- _REQUIREMENTS_
Every line with the string "молодежь" should be gathered.

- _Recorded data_

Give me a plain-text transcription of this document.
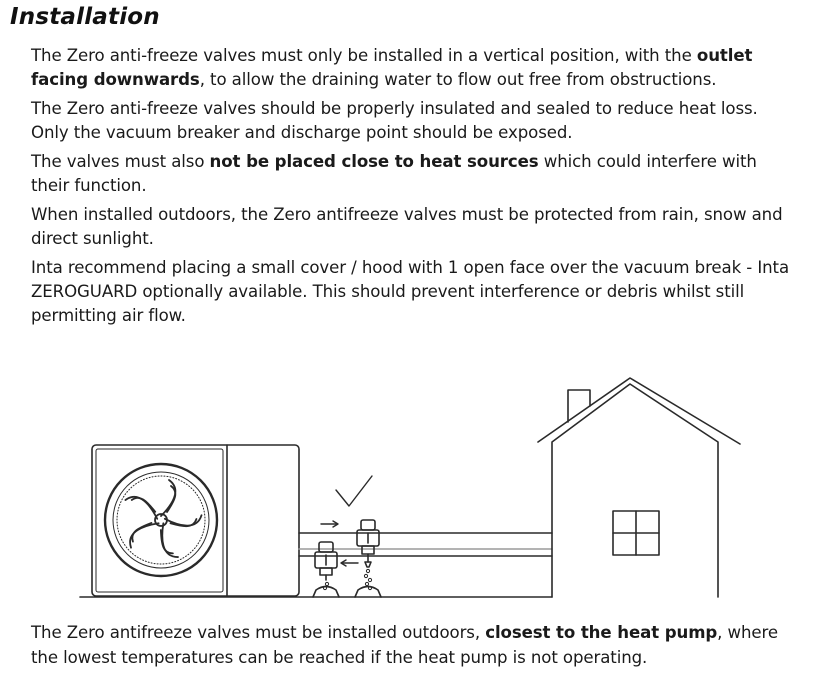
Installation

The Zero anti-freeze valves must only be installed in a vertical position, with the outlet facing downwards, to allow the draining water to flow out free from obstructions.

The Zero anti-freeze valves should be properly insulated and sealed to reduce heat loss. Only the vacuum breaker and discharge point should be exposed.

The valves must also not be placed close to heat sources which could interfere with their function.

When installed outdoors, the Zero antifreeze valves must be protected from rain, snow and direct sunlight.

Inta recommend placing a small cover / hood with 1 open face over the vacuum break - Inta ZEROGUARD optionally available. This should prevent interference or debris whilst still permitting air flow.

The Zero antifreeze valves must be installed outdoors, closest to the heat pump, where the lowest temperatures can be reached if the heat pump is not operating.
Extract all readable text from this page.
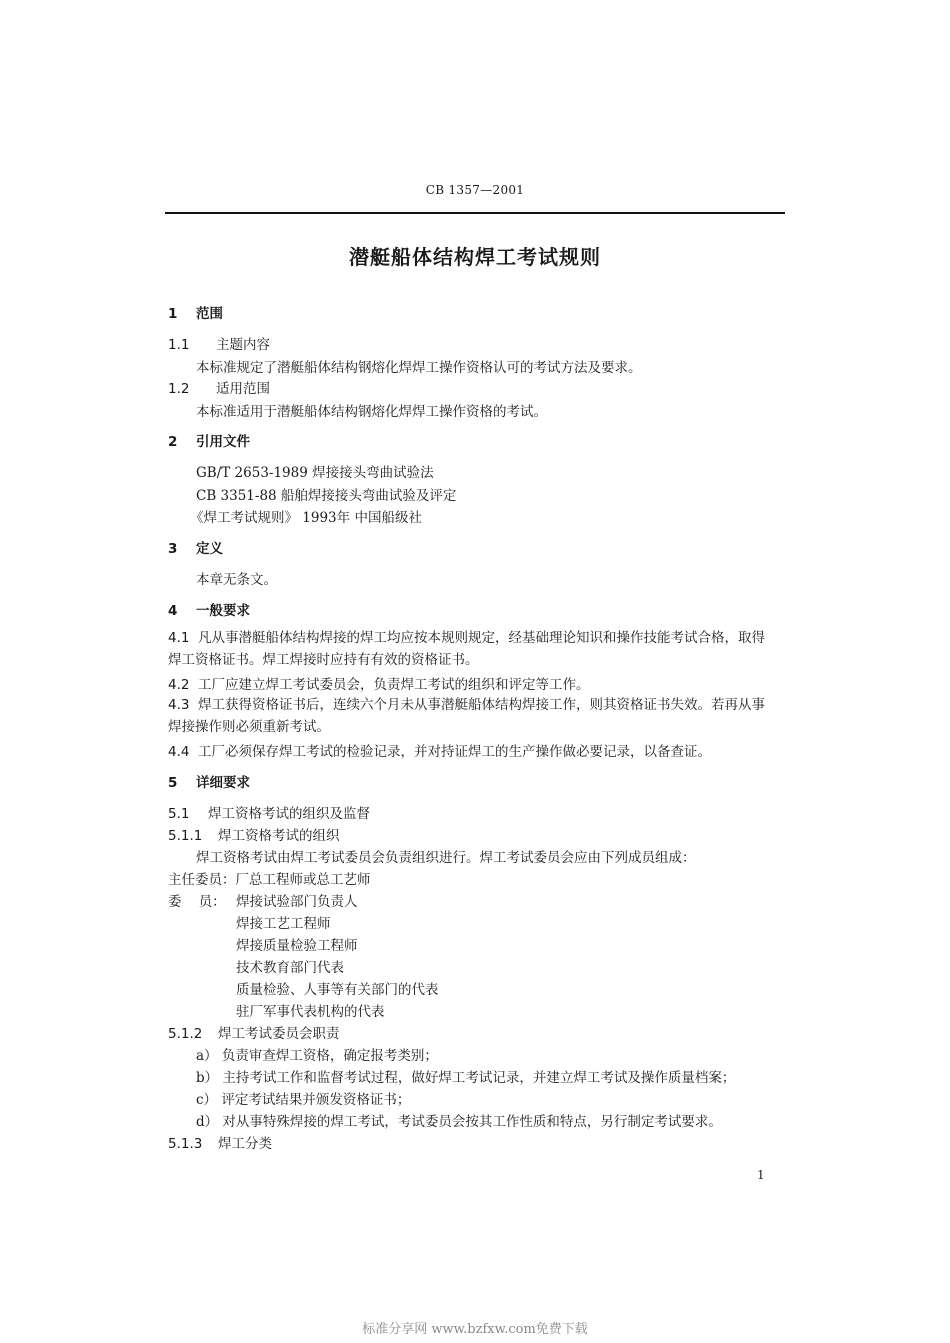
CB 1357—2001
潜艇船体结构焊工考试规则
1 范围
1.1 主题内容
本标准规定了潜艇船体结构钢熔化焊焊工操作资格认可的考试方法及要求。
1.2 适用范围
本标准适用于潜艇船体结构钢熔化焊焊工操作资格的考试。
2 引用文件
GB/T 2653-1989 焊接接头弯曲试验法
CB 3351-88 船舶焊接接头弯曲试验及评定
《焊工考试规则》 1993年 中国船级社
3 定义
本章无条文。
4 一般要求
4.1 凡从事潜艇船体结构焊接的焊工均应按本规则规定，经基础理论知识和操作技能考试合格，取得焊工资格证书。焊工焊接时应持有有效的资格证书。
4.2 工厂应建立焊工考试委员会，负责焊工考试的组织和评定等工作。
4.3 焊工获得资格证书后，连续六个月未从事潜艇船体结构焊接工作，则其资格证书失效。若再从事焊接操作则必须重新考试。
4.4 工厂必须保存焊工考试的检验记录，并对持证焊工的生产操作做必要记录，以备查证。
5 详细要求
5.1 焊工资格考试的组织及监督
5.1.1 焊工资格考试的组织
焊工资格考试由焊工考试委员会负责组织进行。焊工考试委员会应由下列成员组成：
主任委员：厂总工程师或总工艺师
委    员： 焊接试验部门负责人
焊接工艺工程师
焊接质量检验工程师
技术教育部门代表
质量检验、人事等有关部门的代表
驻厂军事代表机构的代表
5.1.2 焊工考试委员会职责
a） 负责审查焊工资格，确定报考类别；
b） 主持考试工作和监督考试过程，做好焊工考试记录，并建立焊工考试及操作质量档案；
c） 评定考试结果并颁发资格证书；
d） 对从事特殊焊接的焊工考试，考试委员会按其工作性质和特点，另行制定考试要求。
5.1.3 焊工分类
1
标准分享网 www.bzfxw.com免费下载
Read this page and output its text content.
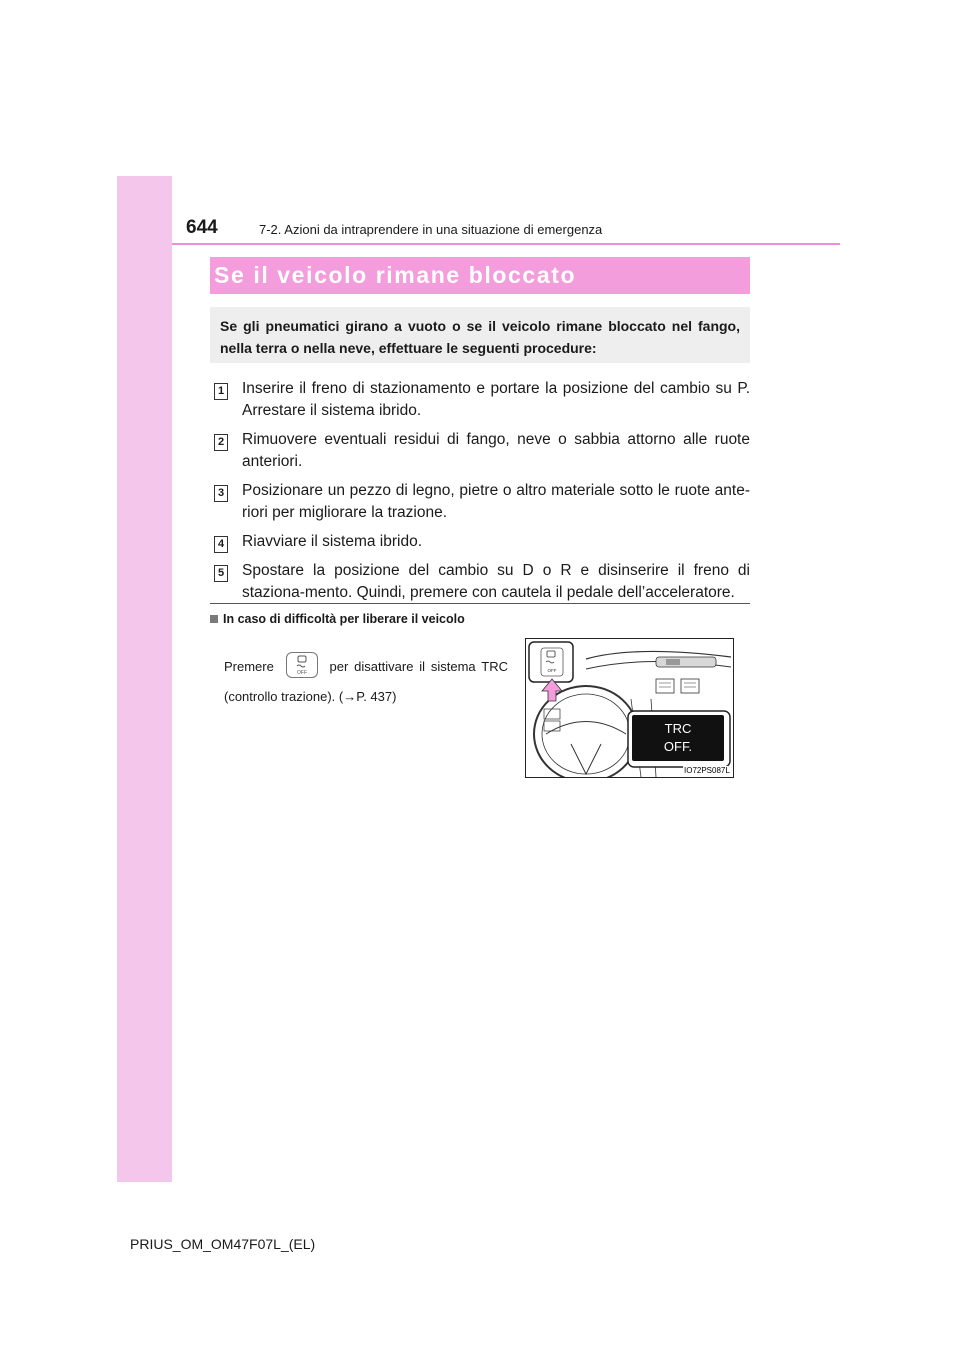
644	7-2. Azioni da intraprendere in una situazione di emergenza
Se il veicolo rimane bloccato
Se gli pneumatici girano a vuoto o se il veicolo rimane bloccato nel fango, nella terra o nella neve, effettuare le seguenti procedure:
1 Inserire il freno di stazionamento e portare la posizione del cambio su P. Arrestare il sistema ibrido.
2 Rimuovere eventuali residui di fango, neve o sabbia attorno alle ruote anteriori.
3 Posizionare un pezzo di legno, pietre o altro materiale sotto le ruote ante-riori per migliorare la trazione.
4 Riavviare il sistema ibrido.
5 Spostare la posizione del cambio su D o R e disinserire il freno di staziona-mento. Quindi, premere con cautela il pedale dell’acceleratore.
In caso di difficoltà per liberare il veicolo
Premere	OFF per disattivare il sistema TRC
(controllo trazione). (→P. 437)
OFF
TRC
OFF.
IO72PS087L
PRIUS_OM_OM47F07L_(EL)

---

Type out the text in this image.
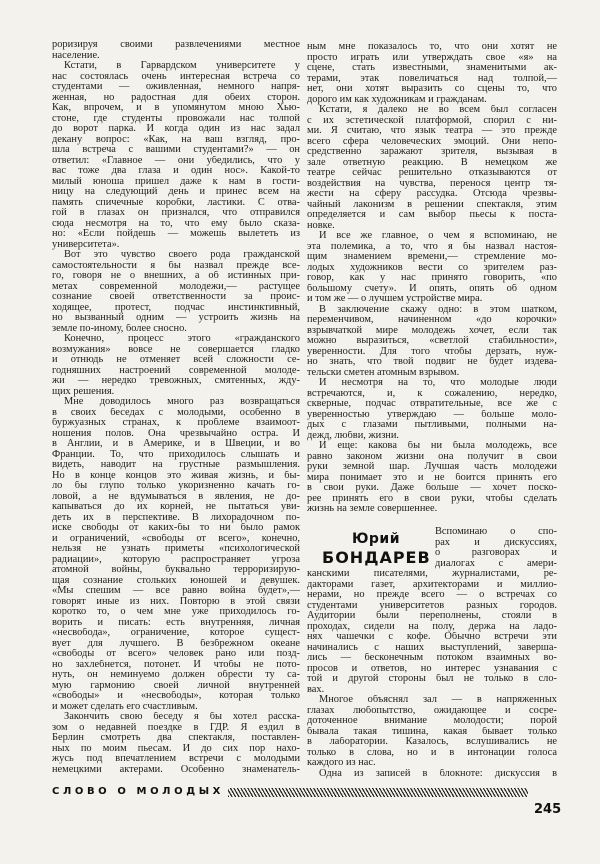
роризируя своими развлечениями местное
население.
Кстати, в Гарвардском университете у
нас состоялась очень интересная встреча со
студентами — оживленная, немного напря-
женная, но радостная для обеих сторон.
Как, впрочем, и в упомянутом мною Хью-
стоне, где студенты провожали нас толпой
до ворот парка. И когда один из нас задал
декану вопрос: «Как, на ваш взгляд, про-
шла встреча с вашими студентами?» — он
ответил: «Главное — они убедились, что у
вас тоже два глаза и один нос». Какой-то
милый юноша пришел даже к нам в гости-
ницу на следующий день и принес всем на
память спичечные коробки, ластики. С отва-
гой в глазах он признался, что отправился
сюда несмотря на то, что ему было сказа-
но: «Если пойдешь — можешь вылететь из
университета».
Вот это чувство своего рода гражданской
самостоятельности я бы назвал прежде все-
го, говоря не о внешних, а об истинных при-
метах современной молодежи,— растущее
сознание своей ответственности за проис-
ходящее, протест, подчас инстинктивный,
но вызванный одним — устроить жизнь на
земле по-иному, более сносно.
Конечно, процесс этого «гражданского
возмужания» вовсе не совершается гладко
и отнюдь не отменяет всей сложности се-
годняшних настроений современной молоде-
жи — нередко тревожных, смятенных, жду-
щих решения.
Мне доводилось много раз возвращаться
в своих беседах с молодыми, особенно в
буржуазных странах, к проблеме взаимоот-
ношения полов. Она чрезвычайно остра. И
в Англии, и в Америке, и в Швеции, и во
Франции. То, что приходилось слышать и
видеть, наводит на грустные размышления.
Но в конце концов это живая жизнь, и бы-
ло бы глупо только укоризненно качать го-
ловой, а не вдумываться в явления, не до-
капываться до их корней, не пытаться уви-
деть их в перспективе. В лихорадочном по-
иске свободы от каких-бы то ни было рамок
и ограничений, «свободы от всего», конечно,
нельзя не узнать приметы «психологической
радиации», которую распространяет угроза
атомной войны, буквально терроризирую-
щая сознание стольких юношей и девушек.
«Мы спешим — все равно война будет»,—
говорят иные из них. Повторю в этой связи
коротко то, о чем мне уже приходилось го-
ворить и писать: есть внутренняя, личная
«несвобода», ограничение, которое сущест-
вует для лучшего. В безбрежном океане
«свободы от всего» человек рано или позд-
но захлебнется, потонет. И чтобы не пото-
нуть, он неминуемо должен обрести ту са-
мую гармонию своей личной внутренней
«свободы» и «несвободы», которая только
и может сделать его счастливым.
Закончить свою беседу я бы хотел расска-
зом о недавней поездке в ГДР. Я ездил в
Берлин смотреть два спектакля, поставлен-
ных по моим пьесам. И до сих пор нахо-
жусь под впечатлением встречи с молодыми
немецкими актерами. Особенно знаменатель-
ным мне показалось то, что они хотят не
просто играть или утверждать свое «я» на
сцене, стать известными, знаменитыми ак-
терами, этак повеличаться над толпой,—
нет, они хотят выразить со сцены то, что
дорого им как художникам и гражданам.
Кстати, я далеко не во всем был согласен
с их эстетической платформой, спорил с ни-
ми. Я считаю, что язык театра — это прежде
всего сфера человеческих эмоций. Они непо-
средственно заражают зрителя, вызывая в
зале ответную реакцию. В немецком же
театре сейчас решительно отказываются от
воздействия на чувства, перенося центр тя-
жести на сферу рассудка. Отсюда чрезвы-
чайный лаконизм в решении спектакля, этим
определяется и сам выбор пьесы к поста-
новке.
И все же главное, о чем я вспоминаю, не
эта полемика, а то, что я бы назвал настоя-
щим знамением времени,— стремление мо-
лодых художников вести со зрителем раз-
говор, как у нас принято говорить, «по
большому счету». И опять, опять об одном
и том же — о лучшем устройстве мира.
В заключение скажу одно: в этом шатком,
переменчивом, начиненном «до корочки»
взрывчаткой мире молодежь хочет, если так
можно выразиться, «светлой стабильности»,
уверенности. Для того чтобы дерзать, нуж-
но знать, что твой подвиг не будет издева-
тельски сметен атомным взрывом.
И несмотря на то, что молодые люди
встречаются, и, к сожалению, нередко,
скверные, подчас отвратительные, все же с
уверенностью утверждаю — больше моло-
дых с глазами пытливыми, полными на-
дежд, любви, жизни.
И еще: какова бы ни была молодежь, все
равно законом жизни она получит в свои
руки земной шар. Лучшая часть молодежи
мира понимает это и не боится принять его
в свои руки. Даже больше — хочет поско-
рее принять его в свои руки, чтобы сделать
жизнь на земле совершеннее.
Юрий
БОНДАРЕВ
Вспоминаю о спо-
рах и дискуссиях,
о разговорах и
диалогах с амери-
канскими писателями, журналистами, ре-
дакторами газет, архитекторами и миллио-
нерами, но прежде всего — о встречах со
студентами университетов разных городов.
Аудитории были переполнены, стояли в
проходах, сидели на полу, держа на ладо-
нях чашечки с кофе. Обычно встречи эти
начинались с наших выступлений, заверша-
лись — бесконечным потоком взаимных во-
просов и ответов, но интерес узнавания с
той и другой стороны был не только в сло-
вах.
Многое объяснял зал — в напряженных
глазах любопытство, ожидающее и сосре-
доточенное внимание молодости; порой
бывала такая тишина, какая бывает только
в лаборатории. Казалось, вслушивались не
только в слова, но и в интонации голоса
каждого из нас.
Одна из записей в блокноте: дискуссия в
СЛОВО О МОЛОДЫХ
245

- _EXERCISE SOLUTION_
взрывчаткой мире молодежь хочет, если так
И еще: какова бы ни была молодежь, все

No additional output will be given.